## START

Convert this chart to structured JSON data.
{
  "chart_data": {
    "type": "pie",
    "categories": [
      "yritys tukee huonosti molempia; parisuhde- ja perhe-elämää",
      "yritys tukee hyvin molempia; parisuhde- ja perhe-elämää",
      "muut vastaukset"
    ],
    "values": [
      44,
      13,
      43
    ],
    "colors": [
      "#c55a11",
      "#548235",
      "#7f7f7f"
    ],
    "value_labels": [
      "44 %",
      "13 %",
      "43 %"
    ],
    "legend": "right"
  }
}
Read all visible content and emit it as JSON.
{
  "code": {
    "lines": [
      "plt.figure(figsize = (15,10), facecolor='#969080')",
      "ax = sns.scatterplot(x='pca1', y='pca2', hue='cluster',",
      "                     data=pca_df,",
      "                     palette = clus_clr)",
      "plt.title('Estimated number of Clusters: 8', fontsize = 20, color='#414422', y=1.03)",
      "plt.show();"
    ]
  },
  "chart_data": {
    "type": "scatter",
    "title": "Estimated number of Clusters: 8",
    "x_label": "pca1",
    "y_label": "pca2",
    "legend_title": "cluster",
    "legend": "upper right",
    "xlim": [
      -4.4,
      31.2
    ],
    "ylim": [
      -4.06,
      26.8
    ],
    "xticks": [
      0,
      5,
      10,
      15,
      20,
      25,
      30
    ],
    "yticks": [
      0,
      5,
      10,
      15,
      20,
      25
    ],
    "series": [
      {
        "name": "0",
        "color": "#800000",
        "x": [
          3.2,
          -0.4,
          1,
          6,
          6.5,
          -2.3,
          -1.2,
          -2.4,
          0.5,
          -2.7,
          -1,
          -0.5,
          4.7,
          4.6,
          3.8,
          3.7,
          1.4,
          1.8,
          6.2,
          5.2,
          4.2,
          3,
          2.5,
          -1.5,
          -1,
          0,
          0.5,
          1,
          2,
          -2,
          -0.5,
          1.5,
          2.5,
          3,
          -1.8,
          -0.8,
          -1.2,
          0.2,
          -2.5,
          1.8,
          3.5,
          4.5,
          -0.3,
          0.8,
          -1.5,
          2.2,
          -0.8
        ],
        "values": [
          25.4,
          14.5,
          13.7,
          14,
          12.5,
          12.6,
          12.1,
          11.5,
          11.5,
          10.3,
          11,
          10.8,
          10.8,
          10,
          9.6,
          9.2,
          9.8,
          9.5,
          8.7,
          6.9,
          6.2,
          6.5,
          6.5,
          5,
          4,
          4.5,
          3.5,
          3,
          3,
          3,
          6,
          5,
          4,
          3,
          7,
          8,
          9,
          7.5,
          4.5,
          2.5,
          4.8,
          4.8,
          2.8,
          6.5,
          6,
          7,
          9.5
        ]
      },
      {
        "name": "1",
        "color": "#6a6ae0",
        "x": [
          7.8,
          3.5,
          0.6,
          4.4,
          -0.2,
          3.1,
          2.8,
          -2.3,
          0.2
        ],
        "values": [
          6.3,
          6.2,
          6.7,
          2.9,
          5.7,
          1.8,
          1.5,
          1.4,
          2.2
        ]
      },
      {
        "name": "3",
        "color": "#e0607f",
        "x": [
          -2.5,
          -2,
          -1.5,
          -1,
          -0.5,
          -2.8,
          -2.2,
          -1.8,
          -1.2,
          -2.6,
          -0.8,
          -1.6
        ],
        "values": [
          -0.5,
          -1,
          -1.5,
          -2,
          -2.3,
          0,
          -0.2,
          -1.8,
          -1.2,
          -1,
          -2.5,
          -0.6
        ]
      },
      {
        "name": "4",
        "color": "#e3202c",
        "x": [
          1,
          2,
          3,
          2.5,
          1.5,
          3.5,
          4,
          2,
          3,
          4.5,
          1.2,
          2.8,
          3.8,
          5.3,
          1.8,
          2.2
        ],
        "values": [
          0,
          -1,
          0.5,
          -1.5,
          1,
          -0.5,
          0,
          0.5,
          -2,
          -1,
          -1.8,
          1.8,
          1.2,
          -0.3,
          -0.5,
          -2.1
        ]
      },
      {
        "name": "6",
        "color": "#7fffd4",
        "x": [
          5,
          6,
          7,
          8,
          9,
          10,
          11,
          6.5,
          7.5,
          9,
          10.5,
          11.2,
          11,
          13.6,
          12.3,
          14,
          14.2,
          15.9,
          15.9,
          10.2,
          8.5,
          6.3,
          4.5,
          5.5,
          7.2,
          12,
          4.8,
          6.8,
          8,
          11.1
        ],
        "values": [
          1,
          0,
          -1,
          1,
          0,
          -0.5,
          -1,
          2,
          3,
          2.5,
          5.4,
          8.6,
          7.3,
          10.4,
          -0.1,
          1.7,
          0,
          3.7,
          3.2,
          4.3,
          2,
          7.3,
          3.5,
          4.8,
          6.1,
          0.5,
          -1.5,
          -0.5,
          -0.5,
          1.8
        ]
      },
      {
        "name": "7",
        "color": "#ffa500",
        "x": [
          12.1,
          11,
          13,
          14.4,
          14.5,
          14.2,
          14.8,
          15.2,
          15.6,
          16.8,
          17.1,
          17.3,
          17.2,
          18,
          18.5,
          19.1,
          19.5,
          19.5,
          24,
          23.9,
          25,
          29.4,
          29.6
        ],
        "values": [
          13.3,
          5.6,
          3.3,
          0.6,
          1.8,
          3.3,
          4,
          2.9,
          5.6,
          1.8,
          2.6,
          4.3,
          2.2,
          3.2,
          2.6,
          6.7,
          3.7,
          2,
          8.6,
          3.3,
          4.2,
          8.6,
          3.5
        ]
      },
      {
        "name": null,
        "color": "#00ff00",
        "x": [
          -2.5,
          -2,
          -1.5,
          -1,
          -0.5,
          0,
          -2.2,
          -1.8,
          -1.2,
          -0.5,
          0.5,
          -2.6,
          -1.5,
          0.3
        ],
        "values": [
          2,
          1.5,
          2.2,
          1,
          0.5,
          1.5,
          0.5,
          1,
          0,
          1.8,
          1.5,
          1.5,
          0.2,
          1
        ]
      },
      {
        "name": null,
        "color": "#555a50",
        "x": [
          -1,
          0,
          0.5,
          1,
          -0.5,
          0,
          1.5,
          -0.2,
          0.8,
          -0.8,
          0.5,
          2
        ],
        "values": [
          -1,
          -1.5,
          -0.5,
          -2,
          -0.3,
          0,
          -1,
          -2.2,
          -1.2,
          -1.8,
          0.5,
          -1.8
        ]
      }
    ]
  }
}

## END

:: WORK TO DO ::
Print the records above exactly as they appear.

:: RESPONSE ::
Convert this chart to structured JSON data.
{
  "chart_data": {
    "type": "pie",
    "categories": [
      "yritys tukee huonosti molempia; parisuhde- ja perhe-elämää",
      "yritys tukee hyvin molempia; parisuhde- ja perhe-elämää",
      "muut vastaukset"
    ],
    "values": [
      44,
      13,
      43
    ],
    "colors": [
      "#c55a11",
      "#548235",
      "#7f7f7f"
    ],
    "value_labels": [
      "44 %",
      "13 %",
      "43 %"
    ],
    "legend": "right"
  }
}
Read all visible content and emit it as JSON.
{
  "code": {
    "lines": [
      "plt.figure(figsize = (15,10), facecolor='#969080')",
      "ax = sns.scatterplot(x='pca1', y='pca2', hue='cluster',",
      "                     data=pca_df,",
      "                     palette = clus_clr)",
      "plt.title('Estimated number of Clusters: 8', fontsize = 20, color='#414422', y=1.03)",
      "plt.show();"
    ]
  },
  "chart_data": {
    "type": "scatter",
    "title": "Estimated number of Clusters: 8",
    "x_label": "pca1",
    "y_label": "pca2",
    "legend_title": "cluster",
    "legend": "upper right",
    "xlim": [
      -4.4,
      31.2
    ],
    "ylim": [
      -4.06,
      26.8
    ],
    "xticks": [
      0,
      5,
      10,
      15,
      20,
      25,
      30
    ],
    "yticks": [
      0,
      5,
      10,
      15,
      20,
      25
    ],
    "series": [
      {
        "name": "0",
        "color": "#800000",
        "x": [
          3.2,
          -0.4,
          1,
          6,
          6.5,
          -2.3,
          -1.2,
          -2.4,
          0.5,
          -2.7,
          -1,
          -0.5,
          4.7,
          4.6,
          3.8,
          3.7,
          1.4,
          1.8,
          6.2,
          5.2,
          4.2,
          3,
          2.5,
          -1.5,
          -1,
          0,
          0.5,
          1,
          2,
          -2,
          -0.5,
          1.5,
          2.5,
          3,
          -1.8,
          -0.8,
          -1.2,
          0.2,
          -2.5,
          1.8,
          3.5,
          4.5,
          -0.3,
          0.8,
          -1.5,
          2.2,
          -0.8
        ],
        "values": [
          25.4,
          14.5,
          13.7,
          14,
          12.5,
          12.6,
          12.1,
          11.5,
          11.5,
          10.3,
          11,
          10.8,
          10.8,
          10,
          9.6,
          9.2,
          9.8,
          9.5,
          8.7,
          6.9,
          6.2,
          6.5,
          6.5,
          5,
          4,
          4.5,
          3.5,
          3,
          3,
          3,
          6,
          5,
          4,
          3,
          7,
          8,
          9,
          7.5,
          4.5,
          2.5,
          4.8,
          4.8,
          2.8,
          6.5,
          6,
          7,
          9.5
        ]
      },
      {
        "name": "1",
        "color": "#6a6ae0",
        "x": [
          7.8,
          3.5,
          0.6,
          4.4,
          -0.2,
          3.1,
          2.8,
          -2.3,
          0.2
        ],
        "values": [
          6.3,
          6.2,
          6.7,
          2.9,
          5.7,
          1.8,
          1.5,
          1.4,
          2.2
        ]
      },
      {
        "name": "3",
        "color": "#e0607f",
        "x": [
          -2.5,
          -2,
          -1.5,
          -1,
          -0.5,
          -2.8,
          -2.2,
          -1.8,
          -1.2,
          -2.6,
          -0.8,
          -1.6
        ],
        "values": [
          -0.5,
          -1,
          -1.5,
          -2,
          -2.3,
          0,
          -0.2,
          -1.8,
          -1.2,
          -1,
          -2.5,
          -0.6
        ]
      },
      {
        "name": "4",
        "color": "#e3202c",
        "x": [
          1,
          2,
          3,
          2.5,
          1.5,
          3.5,
          4,
          2,
          3,
          4.5,
          1.2,
          2.8,
          3.8,
          5.3,
          1.8,
          2.2
        ],
        "values": [
          0,
          -1,
          0.5,
          -1.5,
          1,
          -0.5,
          0,
          0.5,
          -2,
          -1,
          -1.8,
          1.8,
          1.2,
          -0.3,
          -0.5,
          -2.1
        ]
      },
      {
        "name": "6",
        "color": "#7fffd4",
        "x": [
          5,
          6,
          7,
          8,
          9,
          10,
          11,
          6.5,
          7.5,
          9,
          10.5,
          11.2,
          11,
          13.6,
          12.3,
          14,
          14.2,
          15.9,
          15.9,
          10.2,
          8.5,
          6.3,
          4.5,
          5.5,
          7.2,
          12,
          4.8,
          6.8,
          8,
          11.1
        ],
        "values": [
          1,
          0,
          -1,
          1,
          0,
          -0.5,
          -1,
          2,
          3,
          2.5,
          5.4,
          8.6,
          7.3,
          10.4,
          -0.1,
          1.7,
          0,
          3.7,
          3.2,
          4.3,
          2,
          7.3,
          3.5,
          4.8,
          6.1,
          0.5,
          -1.5,
          -0.5,
          -0.5,
          1.8
        ]
      },
      {
        "name": "7",
        "color": "#ffa500",
        "x": [
          12.1,
          11,
          13,
          14.4,
          14.5,
          14.2,
          14.8,
          15.2,
          15.6,
          16.8,
          17.1,
          17.3,
          17.2,
          18,
          18.5,
          19.1,
          19.5,
          19.5,
          24,
          23.9,
          25,
          29.4,
          29.6
        ],
        "values": [
          13.3,
          5.6,
          3.3,
          0.6,
          1.8,
          3.3,
          4,
          2.9,
          5.6,
          1.8,
          2.6,
          4.3,
          2.2,
          3.2,
          2.6,
          6.7,
          3.7,
          2,
          8.6,
          3.3,
          4.2,
          8.6,
          3.5
        ]
      },
      {
        "name": null,
        "color": "#00ff00",
        "x": [
          -2.5,
          -2,
          -1.5,
          -1,
          -0.5,
          0,
          -2.2,
          -1.8,
          -1.2,
          -0.5,
          0.5,
          -2.6,
          -1.5,
          0.3
        ],
        "values": [
          2,
          1.5,
          2.2,
          1,
          0.5,
          1.5,
          0.5,
          1,
          0,
          1.8,
          1.5,
          1.5,
          0.2,
          1
        ]
      },
      {
        "name": null,
        "color": "#555a50",
        "x": [
          -1,
          0,
          0.5,
          1,
          -0.5,
          0,
          1.5,
          -0.2,
          0.8,
          -0.8,
          0.5,
          2
        ],
        "values": [
          -1,
          -1.5,
          -0.5,
          -2,
          -0.3,
          0,
          -1,
          -2.2,
          -1.2,
          -1.8,
          0.5,
          -1.8
        ]
      }
    ]
  }
}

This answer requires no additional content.